--- BEGIN Data rows ---

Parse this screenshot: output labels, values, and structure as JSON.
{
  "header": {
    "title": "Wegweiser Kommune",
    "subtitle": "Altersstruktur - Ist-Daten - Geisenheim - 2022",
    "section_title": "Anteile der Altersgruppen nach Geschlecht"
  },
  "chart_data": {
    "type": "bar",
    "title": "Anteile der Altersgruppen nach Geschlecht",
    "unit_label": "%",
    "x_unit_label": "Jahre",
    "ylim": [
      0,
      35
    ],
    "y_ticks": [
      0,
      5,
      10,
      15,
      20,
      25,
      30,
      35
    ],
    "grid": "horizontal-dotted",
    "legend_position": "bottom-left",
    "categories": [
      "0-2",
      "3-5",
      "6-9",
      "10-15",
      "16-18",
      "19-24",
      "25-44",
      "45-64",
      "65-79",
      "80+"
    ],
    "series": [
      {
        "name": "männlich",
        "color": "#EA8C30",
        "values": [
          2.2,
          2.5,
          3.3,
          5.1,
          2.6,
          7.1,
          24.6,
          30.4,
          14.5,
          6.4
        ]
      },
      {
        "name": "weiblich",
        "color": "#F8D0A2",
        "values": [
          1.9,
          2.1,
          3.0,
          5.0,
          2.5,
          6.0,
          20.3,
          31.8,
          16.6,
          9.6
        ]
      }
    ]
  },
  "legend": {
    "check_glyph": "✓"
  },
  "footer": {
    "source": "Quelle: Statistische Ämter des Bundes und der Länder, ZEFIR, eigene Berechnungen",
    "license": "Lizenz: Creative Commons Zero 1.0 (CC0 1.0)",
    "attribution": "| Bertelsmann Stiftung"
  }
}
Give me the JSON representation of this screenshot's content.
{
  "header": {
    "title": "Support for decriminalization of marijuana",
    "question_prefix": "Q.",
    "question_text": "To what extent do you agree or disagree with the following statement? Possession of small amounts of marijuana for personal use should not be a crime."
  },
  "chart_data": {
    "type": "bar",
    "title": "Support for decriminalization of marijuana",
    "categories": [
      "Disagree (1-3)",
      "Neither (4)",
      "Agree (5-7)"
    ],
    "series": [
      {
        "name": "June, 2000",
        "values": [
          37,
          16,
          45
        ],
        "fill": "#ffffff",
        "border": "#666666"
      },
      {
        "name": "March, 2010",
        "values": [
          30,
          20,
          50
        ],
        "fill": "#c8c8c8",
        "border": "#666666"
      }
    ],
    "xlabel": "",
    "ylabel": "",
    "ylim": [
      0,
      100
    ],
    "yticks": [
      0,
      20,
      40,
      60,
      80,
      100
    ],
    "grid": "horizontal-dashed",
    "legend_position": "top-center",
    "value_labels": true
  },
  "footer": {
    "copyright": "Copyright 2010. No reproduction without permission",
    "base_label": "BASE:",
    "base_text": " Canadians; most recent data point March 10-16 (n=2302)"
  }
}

--- END Data rows ---

◆ **Set task**: Nothing but the lines from the one with "Give me the" through the end of the data above should be repeated, each exactly as it stands.

◆ **Expected answer**:
Give me the JSON representation of this screenshot's content.
{
  "header": {
    "title": "Support for decriminalization of marijuana",
    "question_prefix": "Q.",
    "question_text": "To what extent do you agree or disagree with the following statement? Possession of small amounts of marijuana for personal use should not be a crime."
  },
  "chart_data": {
    "type": "bar",
    "title": "Support for decriminalization of marijuana",
    "categories": [
      "Disagree (1-3)",
      "Neither (4)",
      "Agree (5-7)"
    ],
    "series": [
      {
        "name": "June, 2000",
        "values": [
          37,
          16,
          45
        ],
        "fill": "#ffffff",
        "border": "#666666"
      },
      {
        "name": "March, 2010",
        "values": [
          30,
          20,
          50
        ],
        "fill": "#c8c8c8",
        "border": "#666666"
      }
    ],
    "xlabel": "",
    "ylabel": "",
    "ylim": [
      0,
      100
    ],
    "yticks": [
      0,
      20,
      40,
      60,
      80,
      100
    ],
    "grid": "horizontal-dashed",
    "legend_position": "top-center",
    "value_labels": true
  },
  "footer": {
    "copyright": "Copyright 2010. No reproduction without permission",
    "base_label": "BASE:",
    "base_text": " Canadians; most recent data point March 10-16 (n=2302)"
  }
}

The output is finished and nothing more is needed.